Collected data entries
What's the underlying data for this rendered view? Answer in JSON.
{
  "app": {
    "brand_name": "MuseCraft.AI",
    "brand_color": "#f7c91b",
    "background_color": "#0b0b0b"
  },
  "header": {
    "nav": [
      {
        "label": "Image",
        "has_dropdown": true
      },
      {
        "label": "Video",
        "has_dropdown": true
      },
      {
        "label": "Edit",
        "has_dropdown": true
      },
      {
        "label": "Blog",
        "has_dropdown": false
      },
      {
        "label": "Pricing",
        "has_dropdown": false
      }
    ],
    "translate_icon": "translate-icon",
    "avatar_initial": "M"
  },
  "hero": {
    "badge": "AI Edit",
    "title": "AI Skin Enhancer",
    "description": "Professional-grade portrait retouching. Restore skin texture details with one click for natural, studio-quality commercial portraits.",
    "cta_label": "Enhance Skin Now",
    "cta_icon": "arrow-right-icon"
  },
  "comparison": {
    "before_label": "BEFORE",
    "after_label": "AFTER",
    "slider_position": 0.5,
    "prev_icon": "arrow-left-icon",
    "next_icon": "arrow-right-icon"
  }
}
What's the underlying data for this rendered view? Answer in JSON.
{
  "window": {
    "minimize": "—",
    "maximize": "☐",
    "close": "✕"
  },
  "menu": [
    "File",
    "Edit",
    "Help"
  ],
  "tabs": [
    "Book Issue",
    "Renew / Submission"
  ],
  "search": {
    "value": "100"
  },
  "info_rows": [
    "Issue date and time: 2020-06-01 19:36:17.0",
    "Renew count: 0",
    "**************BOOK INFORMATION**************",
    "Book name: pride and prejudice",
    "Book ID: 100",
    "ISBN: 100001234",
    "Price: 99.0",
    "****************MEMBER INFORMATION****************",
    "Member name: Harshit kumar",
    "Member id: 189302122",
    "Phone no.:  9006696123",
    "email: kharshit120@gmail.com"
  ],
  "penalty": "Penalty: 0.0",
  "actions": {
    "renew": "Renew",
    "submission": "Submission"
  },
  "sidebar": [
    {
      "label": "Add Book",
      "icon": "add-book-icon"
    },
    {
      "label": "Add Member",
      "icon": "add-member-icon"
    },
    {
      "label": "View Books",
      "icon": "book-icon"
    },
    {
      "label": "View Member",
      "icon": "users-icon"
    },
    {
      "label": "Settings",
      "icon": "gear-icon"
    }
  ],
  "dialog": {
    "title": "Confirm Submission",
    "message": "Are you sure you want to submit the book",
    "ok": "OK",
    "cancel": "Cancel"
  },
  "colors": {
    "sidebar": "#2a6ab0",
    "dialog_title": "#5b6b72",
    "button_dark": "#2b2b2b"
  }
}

## [PROBLEM STATEMENT]
Your task is to print all of the records exactly.

## [SOLUTION TO THIS PROBLEM]
What's the underlying data for this rendered view? Answer in JSON.
{
  "app": {
    "brand_name": "MuseCraft.AI",
    "brand_color": "#f7c91b",
    "background_color": "#0b0b0b"
  },
  "header": {
    "nav": [
      {
        "label": "Image",
        "has_dropdown": true
      },
      {
        "label": "Video",
        "has_dropdown": true
      },
      {
        "label": "Edit",
        "has_dropdown": true
      },
      {
        "label": "Blog",
        "has_dropdown": false
      },
      {
        "label": "Pricing",
        "has_dropdown": false
      }
    ],
    "translate_icon": "translate-icon",
    "avatar_initial": "M"
  },
  "hero": {
    "badge": "AI Edit",
    "title": "AI Skin Enhancer",
    "description": "Professional-grade portrait retouching. Restore skin texture details with one click for natural, studio-quality commercial portraits.",
    "cta_label": "Enhance Skin Now",
    "cta_icon": "arrow-right-icon"
  },
  "comparison": {
    "before_label": "BEFORE",
    "after_label": "AFTER",
    "slider_position": 0.5,
    "prev_icon": "arrow-left-icon",
    "next_icon": "arrow-right-icon"
  }
}
What's the underlying data for this rendered view? Answer in JSON.
{
  "window": {
    "minimize": "—",
    "maximize": "☐",
    "close": "✕"
  },
  "menu": [
    "File",
    "Edit",
    "Help"
  ],
  "tabs": [
    "Book Issue",
    "Renew / Submission"
  ],
  "search": {
    "value": "100"
  },
  "info_rows": [
    "Issue date and time: 2020-06-01 19:36:17.0",
    "Renew count: 0",
    "**************BOOK INFORMATION**************",
    "Book name: pride and prejudice",
    "Book ID: 100",
    "ISBN: 100001234",
    "Price: 99.0",
    "****************MEMBER INFORMATION****************",
    "Member name: Harshit kumar",
    "Member id: 189302122",
    "Phone no.:  9006696123",
    "email: kharshit120@gmail.com"
  ],
  "penalty": "Penalty: 0.0",
  "actions": {
    "renew": "Renew",
    "submission": "Submission"
  },
  "sidebar": [
    {
      "label": "Add Book",
      "icon": "add-book-icon"
    },
    {
      "label": "Add Member",
      "icon": "add-member-icon"
    },
    {
      "label": "View Books",
      "icon": "book-icon"
    },
    {
      "label": "View Member",
      "icon": "users-icon"
    },
    {
      "label": "Settings",
      "icon": "gear-icon"
    }
  ],
  "dialog": {
    "title": "Confirm Submission",
    "message": "Are you sure you want to submit the book",
    "ok": "OK",
    "cancel": "Cancel"
  },
  "colors": {
    "sidebar": "#2a6ab0",
    "dialog_title": "#5b6b72",
    "button_dark": "#2b2b2b"
  }
}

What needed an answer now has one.